▶ [Source material]:
+ + + + + + +

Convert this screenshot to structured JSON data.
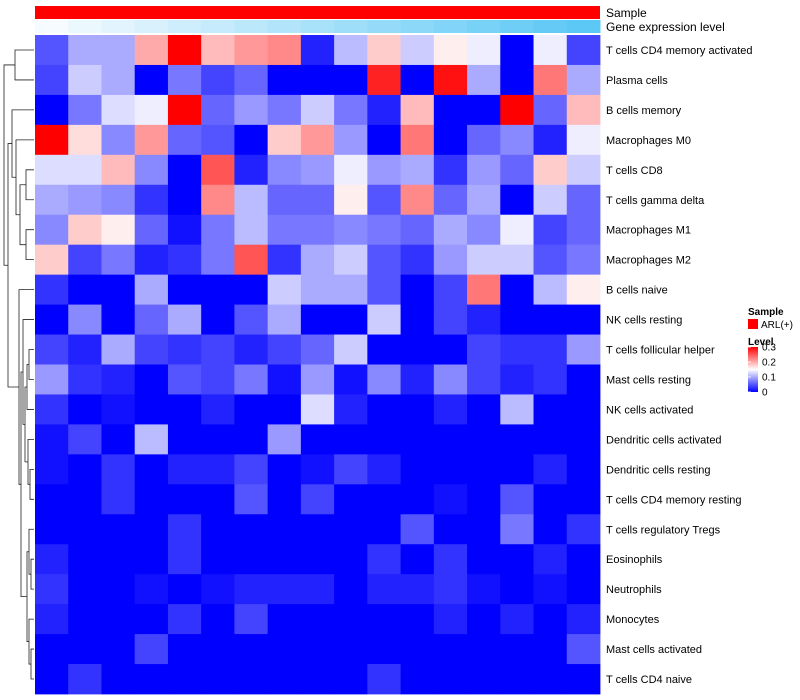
{
  "chart_data": {
    "type": "heatmap",
    "title": "",
    "annotations": [
      {
        "name": "Sample",
        "color": "#ff0000"
      },
      {
        "name": "Gene expression level",
        "colors_low_to_high": [
          "#f5fbff",
          "#5bc8f5"
        ]
      }
    ],
    "legend": {
      "position": "right",
      "sample_title": "Sample",
      "sample_entries": [
        {
          "label": "ARL(+)",
          "color": "#ff0000"
        }
      ],
      "level_title": "Level",
      "level_ticks": [
        0.3,
        0.2,
        0.1,
        0
      ],
      "level_tick_labels": [
        "0.3",
        "0.2",
        "0.1",
        "0"
      ],
      "scale_colors": {
        "low": "#0000ff",
        "mid": "#ffffff",
        "high": "#ff0000"
      },
      "range": [
        0,
        0.3
      ]
    },
    "rows": [
      "T cells CD4 memory activated",
      "Plasma cells",
      "B cells memory",
      "Macrophages M0",
      "T cells CD8",
      "T cells gamma delta",
      "Macrophages M1",
      "Macrophages M2",
      "B cells naive",
      "NK cells resting",
      "T cells follicular helper",
      "Mast cells resting",
      "NK cells activated",
      "Dendritic cells activated",
      "Dendritic cells resting",
      "T cells CD4 memory resting",
      "T cells regulatory  Tregs",
      "Eosinophils",
      "Neutrophils",
      "Monocytes",
      "Mast cells activated",
      "T cells CD4 naive"
    ],
    "values": [
      [
        0.05,
        0.1,
        0.1,
        0.2,
        0.3,
        0.19,
        0.21,
        0.22,
        0.02,
        0.11,
        0.18,
        0.12,
        0.16,
        0.14,
        0.0,
        0.14,
        0.04
      ],
      [
        0.04,
        0.12,
        0.1,
        0.0,
        0.07,
        0.04,
        0.06,
        0.0,
        0.0,
        0.0,
        0.28,
        0.0,
        0.29,
        0.1,
        0.0,
        0.23,
        0.1
      ],
      [
        0.0,
        0.07,
        0.13,
        0.14,
        0.3,
        0.06,
        0.09,
        0.07,
        0.12,
        0.07,
        0.02,
        0.19,
        0.0,
        0.0,
        0.3,
        0.06,
        0.19
      ],
      [
        0.3,
        0.17,
        0.08,
        0.21,
        0.06,
        0.05,
        0.0,
        0.18,
        0.21,
        0.09,
        0.0,
        0.23,
        0.0,
        0.06,
        0.08,
        0.02,
        0.14
      ],
      [
        0.13,
        0.13,
        0.19,
        0.08,
        0.0,
        0.25,
        0.02,
        0.08,
        0.09,
        0.14,
        0.09,
        0.1,
        0.03,
        0.09,
        0.06,
        0.18,
        0.12
      ],
      [
        0.1,
        0.09,
        0.08,
        0.03,
        0.0,
        0.22,
        0.11,
        0.06,
        0.06,
        0.16,
        0.05,
        0.22,
        0.06,
        0.1,
        0.0,
        0.12,
        0.06
      ],
      [
        0.08,
        0.18,
        0.16,
        0.06,
        0.01,
        0.07,
        0.11,
        0.07,
        0.07,
        0.08,
        0.07,
        0.06,
        0.1,
        0.08,
        0.14,
        0.04,
        0.06
      ],
      [
        0.18,
        0.04,
        0.07,
        0.02,
        0.03,
        0.07,
        0.25,
        0.03,
        0.1,
        0.12,
        0.05,
        0.03,
        0.09,
        0.12,
        0.12,
        0.05,
        0.07
      ],
      [
        0.03,
        0.0,
        0.0,
        0.1,
        0.0,
        0.0,
        0.0,
        0.12,
        0.1,
        0.1,
        0.05,
        0.0,
        0.04,
        0.23,
        0.0,
        0.11,
        0.16
      ],
      [
        0.0,
        0.08,
        0.0,
        0.06,
        0.1,
        0.0,
        0.05,
        0.1,
        0.0,
        0.0,
        0.12,
        0.0,
        0.04,
        0.02,
        0.0,
        0.0,
        0.0
      ],
      [
        0.04,
        0.02,
        0.1,
        0.04,
        0.03,
        0.04,
        0.02,
        0.04,
        0.06,
        0.12,
        0.0,
        0.0,
        0.0,
        0.04,
        0.03,
        0.03,
        0.09
      ],
      [
        0.09,
        0.03,
        0.02,
        0.0,
        0.05,
        0.04,
        0.07,
        0.01,
        0.09,
        0.01,
        0.08,
        0.02,
        0.08,
        0.04,
        0.02,
        0.03,
        0.0
      ],
      [
        0.03,
        0.0,
        0.01,
        0.0,
        0.0,
        0.02,
        0.0,
        0.0,
        0.13,
        0.02,
        0.0,
        0.0,
        0.02,
        0.0,
        0.11,
        0.0,
        0.0
      ],
      [
        0.01,
        0.04,
        0.0,
        0.11,
        0.0,
        0.0,
        0.0,
        0.09,
        0.0,
        0.0,
        0.0,
        0.0,
        0.0,
        0.0,
        0.0,
        0.0,
        0.0
      ],
      [
        0.01,
        0.0,
        0.03,
        0.0,
        0.02,
        0.02,
        0.04,
        0.0,
        0.01,
        0.04,
        0.02,
        0.0,
        0.0,
        0.0,
        0.0,
        0.02,
        0.0
      ],
      [
        0.0,
        0.0,
        0.03,
        0.0,
        0.0,
        0.0,
        0.05,
        0.0,
        0.04,
        0.0,
        0.0,
        0.0,
        0.01,
        0.0,
        0.05,
        0.0,
        0.0
      ],
      [
        0.0,
        0.0,
        0.0,
        0.0,
        0.03,
        0.0,
        0.0,
        0.0,
        0.0,
        0.0,
        0.0,
        0.05,
        0.0,
        0.0,
        0.07,
        0.0,
        0.03
      ],
      [
        0.02,
        0.0,
        0.0,
        0.0,
        0.03,
        0.0,
        0.0,
        0.0,
        0.0,
        0.0,
        0.03,
        0.0,
        0.03,
        0.0,
        0.0,
        0.02,
        0.0
      ],
      [
        0.03,
        0.0,
        0.0,
        0.01,
        0.0,
        0.01,
        0.02,
        0.02,
        0.02,
        0.0,
        0.02,
        0.02,
        0.03,
        0.01,
        0.0,
        0.01,
        0.0
      ],
      [
        0.02,
        0.0,
        0.0,
        0.0,
        0.03,
        0.0,
        0.04,
        0.0,
        0.0,
        0.0,
        0.0,
        0.0,
        0.02,
        0.0,
        0.02,
        0.0,
        0.02
      ],
      [
        0.0,
        0.0,
        0.0,
        0.04,
        0.0,
        0.0,
        0.0,
        0.0,
        0.0,
        0.0,
        0.0,
        0.0,
        0.0,
        0.0,
        0.0,
        0.0,
        0.05
      ],
      [
        0.0,
        0.03,
        0.0,
        0.0,
        0.0,
        0.0,
        0.0,
        0.0,
        0.0,
        0.0,
        0.03,
        0.0,
        0.0,
        0.0,
        0.0,
        0.0,
        0.0
      ]
    ]
  }
}
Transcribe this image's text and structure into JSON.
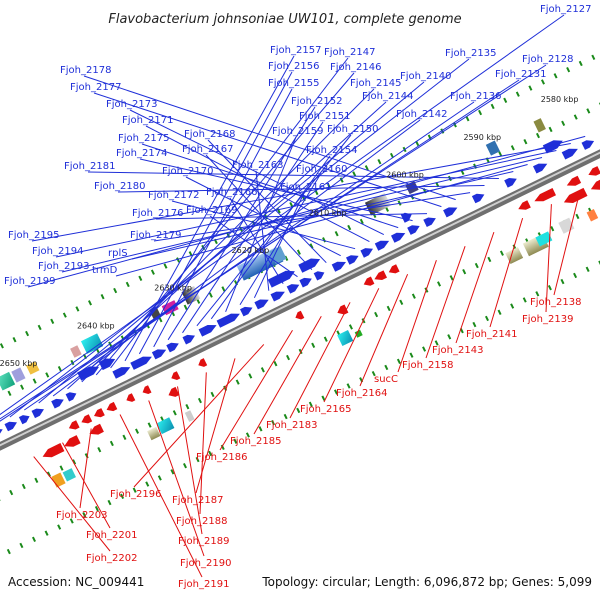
{
  "title": "Flavobacterium johnsoniae UW101, complete genome",
  "accession": "Accession: NC_009441",
  "stats": "Topology: circular; Length: 6,096,872 bp; Genes: 5,099",
  "colors": {
    "forward": "#1f2fd8",
    "reverse": "#e01010",
    "backbone": "#888888",
    "tick": "#1a8a1a"
  },
  "ticks": [
    "2580 kbp",
    "2590 kbp",
    "2600 kbp",
    "2610 kbp",
    "2620 kbp",
    "2630 kbp",
    "2640 kbp",
    "2650 kbp"
  ],
  "forward_labels": [
    "Fjoh_2127",
    "Fjoh_2128",
    "Fjoh_2131",
    "Fjoh_2135",
    "Fjoh_2136",
    "Fjoh_2140",
    "Fjoh_2142",
    "Fjoh_2144",
    "Fjoh_2145",
    "Fjoh_2146",
    "Fjoh_2147",
    "Fjoh_2157",
    "Fjoh_2156",
    "Fjoh_2155",
    "Fjoh_2152",
    "Fjoh_2151",
    "Fjoh_2150",
    "Fjoh_2154",
    "Fjoh_2159",
    "Fjoh_2160",
    "Fjoh_2161",
    "Fjoh_2163",
    "Fjoh_2166",
    "Fjoh_2169",
    "Fjoh_2167",
    "Fjoh_2168",
    "Fjoh_2170",
    "Fjoh_2172",
    "Fjoh_2171",
    "Fjoh_2173",
    "Fjoh_2175",
    "Fjoh_2174",
    "Fjoh_2176",
    "Fjoh_2177",
    "Fjoh_2178",
    "Fjoh_2179",
    "Fjoh_2180",
    "Fjoh_2181",
    "rplS",
    "trmD",
    "Fjoh_2193",
    "Fjoh_2194",
    "Fjoh_2195",
    "Fjoh_2199"
  ],
  "reverse_labels": [
    "Fjoh_2138",
    "Fjoh_2139",
    "Fjoh_2141",
    "Fjoh_2143",
    "Fjoh_2158",
    "sucC",
    "Fjoh_2164",
    "Fjoh_2165",
    "Fjoh_2183",
    "Fjoh_2185",
    "Fjoh_2186",
    "Fjoh_2196",
    "Fjoh_2187",
    "Fjoh_2188",
    "Fjoh_2189",
    "Fjoh_2190",
    "Fjoh_2191",
    "Fjoh_2203",
    "Fjoh_2201",
    "Fjoh_2202"
  ]
}
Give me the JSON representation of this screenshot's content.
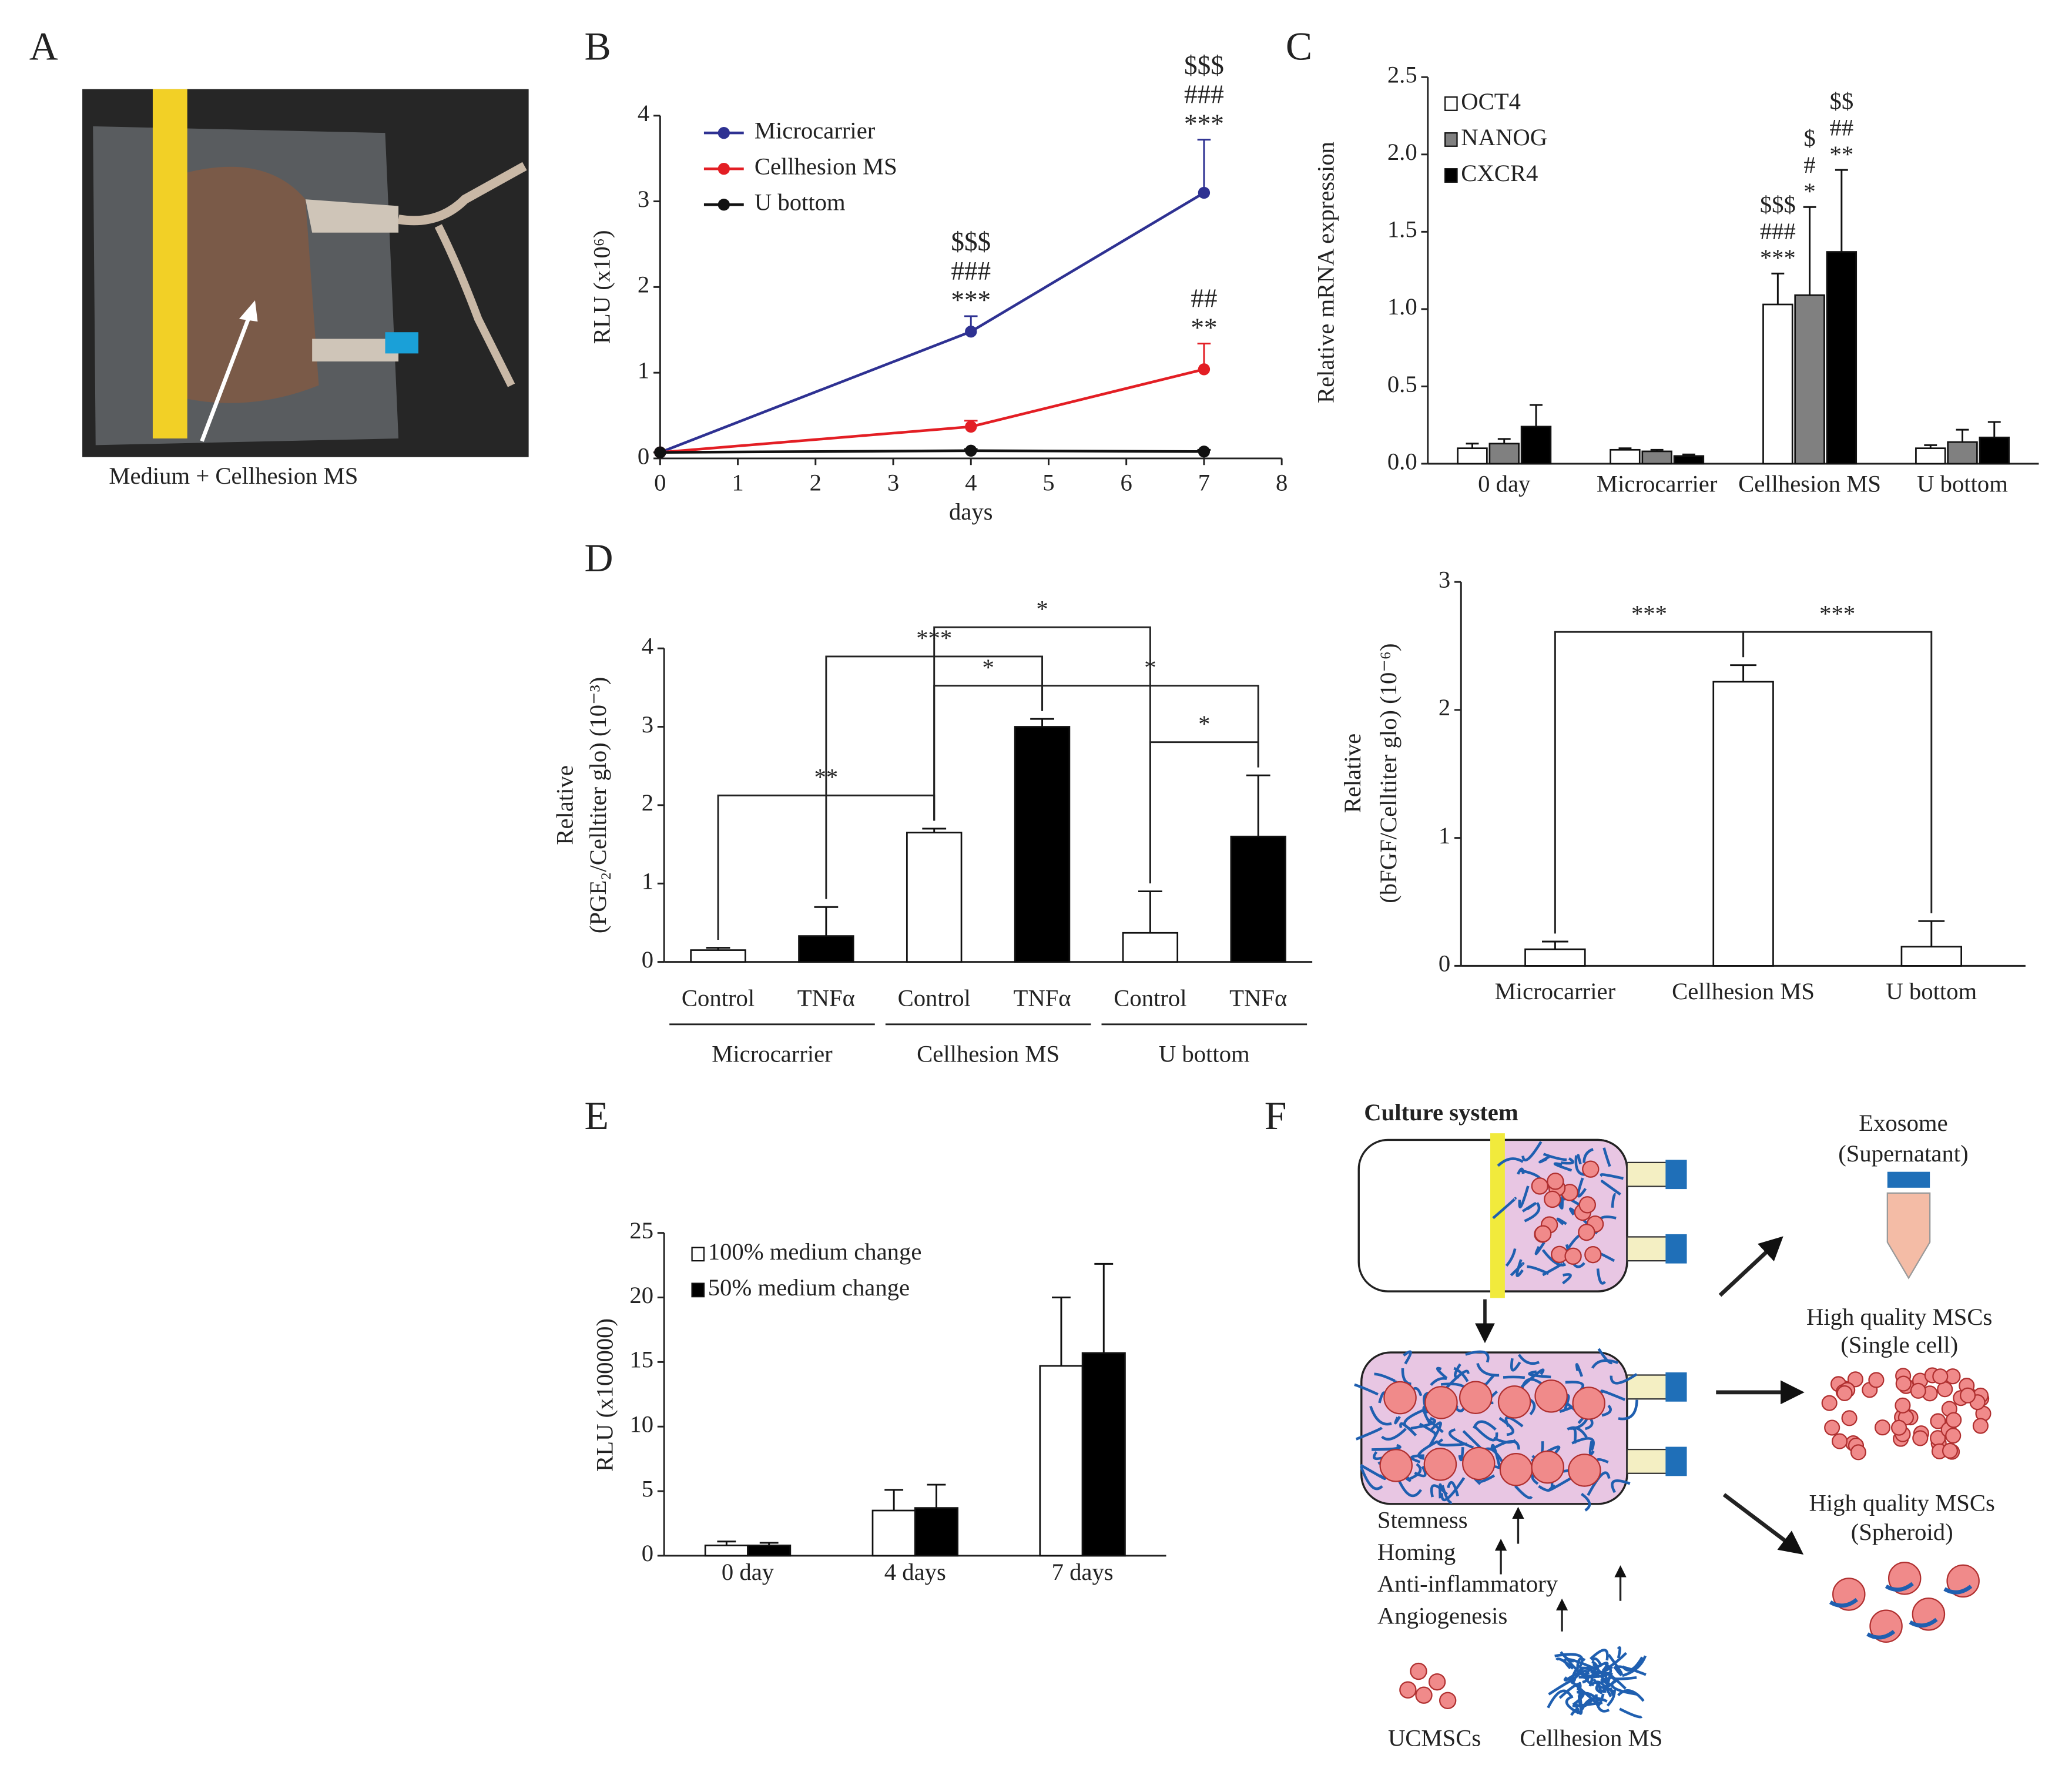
{
  "panel_labels": [
    "A",
    "B",
    "C",
    "D",
    "E",
    "F"
  ],
  "photo_caption": "Medium + Cellhesion MS",
  "chart_data": [
    {
      "type": "line",
      "ylabel": "RLU (x10⁶)",
      "xlabel": "days",
      "x": [
        0,
        4,
        7
      ],
      "xlim": [
        0,
        8
      ],
      "xticks": [
        0,
        1,
        2,
        3,
        4,
        5,
        6,
        7,
        8
      ],
      "ylim": [
        0,
        4
      ],
      "yticks": [
        0,
        1,
        2,
        3,
        4
      ],
      "legend": "upper left",
      "series": [
        {
          "name": "Microcarrier",
          "color": "#2e3192",
          "values": [
            0.07,
            1.48,
            3.1
          ],
          "errors": [
            0,
            0.18,
            0.62
          ],
          "significance": [
            null,
            [
              "$$$",
              "###",
              "***"
            ],
            [
              "$$$",
              "###",
              "***"
            ]
          ]
        },
        {
          "name": "Cellhesion MS",
          "color": "#e31e24",
          "values": [
            0.07,
            0.37,
            1.04
          ],
          "errors": [
            0,
            0.07,
            0.3
          ],
          "significance": [
            null,
            null,
            [
              "##",
              "**"
            ]
          ]
        },
        {
          "name": "U bottom",
          "color": "#111111",
          "values": [
            0.07,
            0.09,
            0.08
          ],
          "errors": [
            0,
            0.02,
            0.02
          ],
          "significance": [
            null,
            null,
            null
          ]
        }
      ]
    },
    {
      "type": "bar",
      "ylabel": "Relative mRNA expression",
      "categories": [
        "0 day",
        "Microcarrier",
        "Cellhesion MS",
        "U bottom"
      ],
      "ylim": [
        0,
        2.5
      ],
      "yticks": [
        {
          "value": 0,
          "label": "0.0"
        },
        0.5,
        {
          "value": 1,
          "label": "1.0"
        },
        1.5,
        {
          "value": 2,
          "label": "2.0"
        },
        2.5
      ],
      "legend": "upper left",
      "series": [
        {
          "name": "OCT4",
          "color": "#ffffff",
          "values": [
            0.1,
            0.09,
            1.03,
            0.1
          ],
          "errors": [
            0.03,
            0.01,
            0.2,
            0.02
          ],
          "significance": [
            null,
            null,
            [
              "$$$",
              "###",
              "***"
            ],
            null
          ]
        },
        {
          "name": "NANOG",
          "color": "#808080",
          "values": [
            0.13,
            0.08,
            1.09,
            0.14
          ],
          "errors": [
            0.03,
            0.01,
            0.57,
            0.08
          ],
          "significance": [
            null,
            null,
            [
              "$",
              "#",
              "*"
            ],
            null
          ]
        },
        {
          "name": "CXCR4",
          "color": "#000000",
          "values": [
            0.24,
            0.05,
            1.37,
            0.17
          ],
          "errors": [
            0.14,
            0.01,
            0.53,
            0.1
          ],
          "significance": [
            null,
            null,
            [
              "$$",
              "##",
              "**"
            ],
            null
          ]
        }
      ]
    },
    {
      "type": "bar",
      "ylabel": [
        "Relative",
        "(PGE₂/Celltiter glo) (10⁻³)"
      ],
      "categories": [
        "Control",
        "TNFα",
        "Control",
        "TNFα",
        "Control",
        "TNFα"
      ],
      "groups": [
        "Microcarrier",
        "Cellhesion MS",
        "U bottom"
      ],
      "ylim": [
        0,
        4
      ],
      "yticks": [
        0,
        1,
        2,
        3,
        4
      ],
      "values": [
        0.15,
        0.33,
        1.65,
        3.0,
        0.37,
        1.6
      ],
      "errors": [
        0.03,
        0.37,
        0.05,
        0.1,
        0.53,
        0.78
      ],
      "colors": [
        "#ffffff",
        "#000000",
        "#ffffff",
        "#000000",
        "#ffffff",
        "#000000"
      ],
      "comparisons": [
        {
          "bars": [
            0,
            2
          ],
          "label": "**"
        },
        {
          "bars": [
            1,
            3
          ],
          "label": "***"
        },
        {
          "bars": [
            2,
            3
          ],
          "label": "*"
        },
        {
          "bars": [
            4,
            5
          ],
          "label": "*"
        },
        {
          "bars": [
            3,
            5
          ],
          "label": "*"
        },
        {
          "bars": [
            2,
            4
          ],
          "label": "*"
        }
      ]
    },
    {
      "type": "bar",
      "ylabel": [
        "Relative",
        "(bFGF/Celltiter glo) (10⁻⁶)"
      ],
      "categories": [
        "Microcarrier",
        "Cellhesion MS",
        "U bottom"
      ],
      "ylim": [
        0,
        3
      ],
      "yticks": [
        0,
        1,
        2,
        3
      ],
      "values": [
        0.13,
        2.22,
        0.15
      ],
      "errors": [
        0.06,
        0.13,
        0.2
      ],
      "color": "#ffffff",
      "comparisons": [
        {
          "bars": [
            0,
            1
          ],
          "label": "***"
        },
        {
          "bars": [
            1,
            2
          ],
          "label": "***"
        }
      ]
    },
    {
      "type": "bar",
      "ylabel": "RLU (x100000)",
      "categories": [
        "0 day",
        "4 days",
        "7 days"
      ],
      "ylim": [
        0,
        25
      ],
      "yticks": [
        0,
        5,
        10,
        15,
        20,
        25
      ],
      "legend": "upper left",
      "series": [
        {
          "name": "100% medium change",
          "color": "#ffffff",
          "values": [
            0.8,
            3.5,
            14.7
          ],
          "errors": [
            0.3,
            1.6,
            5.3
          ]
        },
        {
          "name": "50% medium change",
          "color": "#000000",
          "values": [
            0.8,
            3.7,
            15.7
          ],
          "errors": [
            0.2,
            1.8,
            6.9
          ]
        }
      ]
    }
  ],
  "diagram": {
    "title": "Culture system",
    "outputs": [
      [
        "Exosome",
        "(Supernatant)"
      ],
      [
        "High quality MSCs",
        "(Single cell)"
      ],
      [
        "High quality MSCs",
        "(Spheroid)"
      ]
    ],
    "effects": [
      "Stemness",
      "Homing",
      "Anti-inflammatory",
      "Angiogenesis"
    ],
    "legend": [
      "UCMSCs",
      "Cellhesion MS"
    ]
  }
}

+ + + + + + +

▶ [What the task requires]:
Copy each line containing the word "resting" from the data.

▶ [Exercise result]:
      "NK cells resting",
      "Mast cells resting",
      "Dendritic cells resting",
      "T cells CD4 memory resting",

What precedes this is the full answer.